--- AIM ---
Using the records below, report how many lines hold "views", with no extra text.
━━━ INFORMATION PROVIDED
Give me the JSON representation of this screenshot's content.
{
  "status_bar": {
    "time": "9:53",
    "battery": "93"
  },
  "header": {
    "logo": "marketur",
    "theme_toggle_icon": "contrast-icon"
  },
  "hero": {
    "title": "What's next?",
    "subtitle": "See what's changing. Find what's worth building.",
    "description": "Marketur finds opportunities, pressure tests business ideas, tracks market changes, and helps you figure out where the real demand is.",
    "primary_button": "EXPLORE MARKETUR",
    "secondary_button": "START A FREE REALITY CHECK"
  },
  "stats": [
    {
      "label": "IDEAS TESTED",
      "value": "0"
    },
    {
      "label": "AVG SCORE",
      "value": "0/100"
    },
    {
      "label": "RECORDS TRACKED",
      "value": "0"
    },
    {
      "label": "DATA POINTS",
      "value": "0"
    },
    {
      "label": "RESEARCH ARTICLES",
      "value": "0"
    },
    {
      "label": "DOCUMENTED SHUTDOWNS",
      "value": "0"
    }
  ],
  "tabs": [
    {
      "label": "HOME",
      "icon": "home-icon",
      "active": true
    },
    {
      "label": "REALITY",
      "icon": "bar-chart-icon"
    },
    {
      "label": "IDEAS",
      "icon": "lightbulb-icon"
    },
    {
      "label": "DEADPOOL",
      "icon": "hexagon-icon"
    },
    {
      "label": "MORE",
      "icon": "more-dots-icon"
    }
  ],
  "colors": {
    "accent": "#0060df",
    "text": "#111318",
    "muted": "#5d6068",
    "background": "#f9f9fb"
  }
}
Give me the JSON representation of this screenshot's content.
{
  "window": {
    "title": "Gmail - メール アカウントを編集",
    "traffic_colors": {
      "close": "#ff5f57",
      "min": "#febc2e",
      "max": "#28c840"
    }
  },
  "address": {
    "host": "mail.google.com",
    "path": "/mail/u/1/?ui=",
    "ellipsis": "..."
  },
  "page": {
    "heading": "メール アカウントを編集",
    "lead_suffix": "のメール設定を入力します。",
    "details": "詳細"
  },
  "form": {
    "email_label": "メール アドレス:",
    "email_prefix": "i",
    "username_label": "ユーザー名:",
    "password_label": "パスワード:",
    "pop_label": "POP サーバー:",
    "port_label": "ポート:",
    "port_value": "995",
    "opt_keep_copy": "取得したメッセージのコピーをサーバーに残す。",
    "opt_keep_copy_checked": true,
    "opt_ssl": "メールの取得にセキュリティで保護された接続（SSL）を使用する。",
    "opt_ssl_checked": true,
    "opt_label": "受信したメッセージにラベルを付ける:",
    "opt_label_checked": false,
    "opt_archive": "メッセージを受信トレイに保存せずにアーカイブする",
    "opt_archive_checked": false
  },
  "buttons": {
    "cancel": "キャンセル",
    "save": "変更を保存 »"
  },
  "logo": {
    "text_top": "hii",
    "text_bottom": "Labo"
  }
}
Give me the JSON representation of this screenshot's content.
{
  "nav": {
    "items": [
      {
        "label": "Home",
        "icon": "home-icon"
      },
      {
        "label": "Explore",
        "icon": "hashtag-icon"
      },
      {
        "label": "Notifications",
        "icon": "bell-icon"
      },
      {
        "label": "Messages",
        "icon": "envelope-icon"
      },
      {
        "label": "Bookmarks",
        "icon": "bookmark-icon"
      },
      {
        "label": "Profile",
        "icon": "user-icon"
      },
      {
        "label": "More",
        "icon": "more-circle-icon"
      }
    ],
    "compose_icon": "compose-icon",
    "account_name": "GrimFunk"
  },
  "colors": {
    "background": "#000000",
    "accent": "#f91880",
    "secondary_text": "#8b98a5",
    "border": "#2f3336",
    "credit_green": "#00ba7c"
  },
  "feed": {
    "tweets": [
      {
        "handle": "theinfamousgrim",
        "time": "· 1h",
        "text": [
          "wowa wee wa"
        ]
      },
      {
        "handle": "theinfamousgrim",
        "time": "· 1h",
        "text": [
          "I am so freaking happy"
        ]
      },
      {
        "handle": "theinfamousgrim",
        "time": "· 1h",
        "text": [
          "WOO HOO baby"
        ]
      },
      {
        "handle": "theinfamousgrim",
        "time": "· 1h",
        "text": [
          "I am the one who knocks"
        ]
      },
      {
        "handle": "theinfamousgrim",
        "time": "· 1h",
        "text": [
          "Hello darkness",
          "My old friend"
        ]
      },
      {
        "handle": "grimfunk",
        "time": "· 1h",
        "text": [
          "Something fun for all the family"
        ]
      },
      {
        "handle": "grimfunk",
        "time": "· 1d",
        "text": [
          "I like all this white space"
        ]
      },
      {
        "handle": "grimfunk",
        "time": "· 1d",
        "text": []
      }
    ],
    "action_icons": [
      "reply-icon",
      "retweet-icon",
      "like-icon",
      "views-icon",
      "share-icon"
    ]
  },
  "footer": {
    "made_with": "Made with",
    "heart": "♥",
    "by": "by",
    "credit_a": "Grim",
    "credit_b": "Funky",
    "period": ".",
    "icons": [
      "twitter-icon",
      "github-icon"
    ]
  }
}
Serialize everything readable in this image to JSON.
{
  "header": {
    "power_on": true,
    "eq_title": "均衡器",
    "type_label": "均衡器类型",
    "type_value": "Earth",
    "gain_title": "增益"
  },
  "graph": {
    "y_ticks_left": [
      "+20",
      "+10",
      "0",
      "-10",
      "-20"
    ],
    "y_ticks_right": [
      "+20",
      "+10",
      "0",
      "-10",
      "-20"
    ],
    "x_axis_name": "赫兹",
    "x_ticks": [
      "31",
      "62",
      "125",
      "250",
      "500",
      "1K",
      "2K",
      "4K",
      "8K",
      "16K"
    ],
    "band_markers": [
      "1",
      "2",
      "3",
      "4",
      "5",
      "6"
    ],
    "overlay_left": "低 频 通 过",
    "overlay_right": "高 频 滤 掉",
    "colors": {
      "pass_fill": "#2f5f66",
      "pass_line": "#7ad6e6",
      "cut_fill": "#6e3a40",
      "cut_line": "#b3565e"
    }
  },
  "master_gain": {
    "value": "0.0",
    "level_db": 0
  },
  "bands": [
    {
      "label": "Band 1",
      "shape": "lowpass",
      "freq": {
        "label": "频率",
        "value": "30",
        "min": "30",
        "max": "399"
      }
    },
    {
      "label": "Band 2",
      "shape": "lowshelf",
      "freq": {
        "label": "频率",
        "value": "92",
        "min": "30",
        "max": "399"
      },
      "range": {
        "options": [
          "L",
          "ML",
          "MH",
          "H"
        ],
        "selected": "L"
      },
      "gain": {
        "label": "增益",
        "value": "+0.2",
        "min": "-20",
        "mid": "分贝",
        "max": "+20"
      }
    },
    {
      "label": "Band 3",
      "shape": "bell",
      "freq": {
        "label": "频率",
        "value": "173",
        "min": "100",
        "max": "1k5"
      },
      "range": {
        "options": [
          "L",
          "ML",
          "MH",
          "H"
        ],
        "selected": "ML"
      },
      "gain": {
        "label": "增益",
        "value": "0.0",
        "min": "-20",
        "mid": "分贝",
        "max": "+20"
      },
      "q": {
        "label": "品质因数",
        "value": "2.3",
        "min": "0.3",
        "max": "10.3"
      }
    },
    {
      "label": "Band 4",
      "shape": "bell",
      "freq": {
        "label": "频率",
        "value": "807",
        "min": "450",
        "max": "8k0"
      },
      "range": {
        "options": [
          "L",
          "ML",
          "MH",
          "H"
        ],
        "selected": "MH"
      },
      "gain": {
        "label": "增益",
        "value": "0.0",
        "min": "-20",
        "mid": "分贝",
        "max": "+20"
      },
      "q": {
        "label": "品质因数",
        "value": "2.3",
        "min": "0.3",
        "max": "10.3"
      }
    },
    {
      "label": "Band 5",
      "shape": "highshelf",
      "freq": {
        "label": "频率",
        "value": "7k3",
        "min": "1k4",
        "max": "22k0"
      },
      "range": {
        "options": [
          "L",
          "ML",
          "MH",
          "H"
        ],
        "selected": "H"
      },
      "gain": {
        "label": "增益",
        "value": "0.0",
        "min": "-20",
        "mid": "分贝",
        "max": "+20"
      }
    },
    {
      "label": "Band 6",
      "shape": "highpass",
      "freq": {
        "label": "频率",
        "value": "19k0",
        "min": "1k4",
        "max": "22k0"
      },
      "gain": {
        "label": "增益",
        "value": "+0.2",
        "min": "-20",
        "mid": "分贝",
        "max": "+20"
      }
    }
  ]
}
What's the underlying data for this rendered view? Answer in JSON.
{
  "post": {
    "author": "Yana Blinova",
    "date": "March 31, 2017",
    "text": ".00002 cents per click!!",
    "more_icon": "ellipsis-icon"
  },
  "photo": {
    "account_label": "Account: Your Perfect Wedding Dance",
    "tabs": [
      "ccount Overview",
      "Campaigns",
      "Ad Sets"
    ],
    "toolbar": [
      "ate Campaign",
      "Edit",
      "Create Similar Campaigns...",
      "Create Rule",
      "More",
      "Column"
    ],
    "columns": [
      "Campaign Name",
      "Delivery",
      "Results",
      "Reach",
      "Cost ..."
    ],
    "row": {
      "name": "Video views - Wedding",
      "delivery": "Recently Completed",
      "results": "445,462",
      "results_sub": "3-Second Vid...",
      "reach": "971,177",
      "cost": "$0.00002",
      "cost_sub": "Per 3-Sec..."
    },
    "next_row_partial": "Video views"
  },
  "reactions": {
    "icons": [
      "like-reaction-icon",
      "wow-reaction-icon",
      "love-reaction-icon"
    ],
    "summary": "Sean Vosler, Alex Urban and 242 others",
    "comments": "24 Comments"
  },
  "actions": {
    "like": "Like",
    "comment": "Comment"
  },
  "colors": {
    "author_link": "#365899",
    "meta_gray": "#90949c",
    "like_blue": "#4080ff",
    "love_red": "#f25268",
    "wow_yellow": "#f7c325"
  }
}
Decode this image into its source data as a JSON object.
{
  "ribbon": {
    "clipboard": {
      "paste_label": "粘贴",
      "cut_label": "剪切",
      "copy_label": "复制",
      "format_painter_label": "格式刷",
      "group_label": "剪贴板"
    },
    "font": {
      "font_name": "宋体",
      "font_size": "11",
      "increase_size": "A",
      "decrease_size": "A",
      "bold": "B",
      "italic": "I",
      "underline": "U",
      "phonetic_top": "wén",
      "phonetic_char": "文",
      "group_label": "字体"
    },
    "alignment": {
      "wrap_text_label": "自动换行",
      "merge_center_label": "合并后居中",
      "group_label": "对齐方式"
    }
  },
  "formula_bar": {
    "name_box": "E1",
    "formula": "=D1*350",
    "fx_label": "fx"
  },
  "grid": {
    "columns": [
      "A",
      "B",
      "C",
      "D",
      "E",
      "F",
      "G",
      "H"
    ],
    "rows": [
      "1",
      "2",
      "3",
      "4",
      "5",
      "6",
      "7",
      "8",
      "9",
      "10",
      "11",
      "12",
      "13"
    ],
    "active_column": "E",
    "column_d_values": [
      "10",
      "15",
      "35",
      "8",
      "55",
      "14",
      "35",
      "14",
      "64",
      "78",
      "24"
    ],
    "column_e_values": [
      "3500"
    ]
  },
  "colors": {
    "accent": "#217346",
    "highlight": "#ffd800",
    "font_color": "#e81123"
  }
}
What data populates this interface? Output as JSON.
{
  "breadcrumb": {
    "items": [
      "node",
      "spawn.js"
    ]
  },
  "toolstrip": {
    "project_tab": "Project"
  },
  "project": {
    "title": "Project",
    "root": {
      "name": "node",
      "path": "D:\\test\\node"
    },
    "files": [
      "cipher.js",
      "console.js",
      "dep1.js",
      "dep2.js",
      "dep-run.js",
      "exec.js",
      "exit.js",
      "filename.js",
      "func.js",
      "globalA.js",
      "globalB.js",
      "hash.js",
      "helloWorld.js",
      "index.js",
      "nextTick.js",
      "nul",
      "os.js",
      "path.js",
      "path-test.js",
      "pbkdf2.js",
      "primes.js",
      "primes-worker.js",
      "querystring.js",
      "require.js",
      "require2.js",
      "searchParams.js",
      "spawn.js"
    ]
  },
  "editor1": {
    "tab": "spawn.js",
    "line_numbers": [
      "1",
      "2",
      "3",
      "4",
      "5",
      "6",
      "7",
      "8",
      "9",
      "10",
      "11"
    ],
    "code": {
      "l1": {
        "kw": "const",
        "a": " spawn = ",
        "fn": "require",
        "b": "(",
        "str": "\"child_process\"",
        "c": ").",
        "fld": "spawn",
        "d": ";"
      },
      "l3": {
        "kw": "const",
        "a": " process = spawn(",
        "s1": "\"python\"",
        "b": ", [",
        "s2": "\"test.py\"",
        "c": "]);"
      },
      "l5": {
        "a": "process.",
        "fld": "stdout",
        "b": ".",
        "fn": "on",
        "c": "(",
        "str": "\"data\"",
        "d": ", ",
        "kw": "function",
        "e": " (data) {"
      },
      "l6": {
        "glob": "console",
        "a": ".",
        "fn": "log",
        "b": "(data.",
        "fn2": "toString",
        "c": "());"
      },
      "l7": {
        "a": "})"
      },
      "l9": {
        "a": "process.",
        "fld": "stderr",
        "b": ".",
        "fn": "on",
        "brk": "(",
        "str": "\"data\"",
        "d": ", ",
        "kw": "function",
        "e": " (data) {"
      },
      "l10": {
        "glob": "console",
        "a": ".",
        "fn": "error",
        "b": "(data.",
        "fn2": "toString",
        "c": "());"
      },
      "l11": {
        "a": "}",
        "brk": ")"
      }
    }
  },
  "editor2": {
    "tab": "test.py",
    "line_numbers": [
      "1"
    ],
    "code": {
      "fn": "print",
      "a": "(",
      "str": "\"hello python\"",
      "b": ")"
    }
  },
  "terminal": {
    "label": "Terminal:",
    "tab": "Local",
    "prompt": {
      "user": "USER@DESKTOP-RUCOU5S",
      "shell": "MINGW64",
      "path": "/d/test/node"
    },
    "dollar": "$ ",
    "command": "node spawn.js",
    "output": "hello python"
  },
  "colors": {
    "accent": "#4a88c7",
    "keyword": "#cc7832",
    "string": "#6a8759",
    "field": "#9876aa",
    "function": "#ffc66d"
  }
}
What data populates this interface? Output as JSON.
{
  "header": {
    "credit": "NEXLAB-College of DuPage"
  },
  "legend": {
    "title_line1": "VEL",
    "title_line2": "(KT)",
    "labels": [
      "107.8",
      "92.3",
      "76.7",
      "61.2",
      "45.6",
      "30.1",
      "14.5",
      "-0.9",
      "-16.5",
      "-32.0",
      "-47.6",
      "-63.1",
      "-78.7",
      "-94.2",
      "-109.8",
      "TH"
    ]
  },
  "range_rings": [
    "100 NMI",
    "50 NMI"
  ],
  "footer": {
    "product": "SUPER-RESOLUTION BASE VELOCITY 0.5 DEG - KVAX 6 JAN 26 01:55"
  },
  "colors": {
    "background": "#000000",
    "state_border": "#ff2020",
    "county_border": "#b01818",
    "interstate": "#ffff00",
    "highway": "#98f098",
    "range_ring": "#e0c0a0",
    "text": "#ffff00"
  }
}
━━━━━━
--- THE OUTPUT ---
3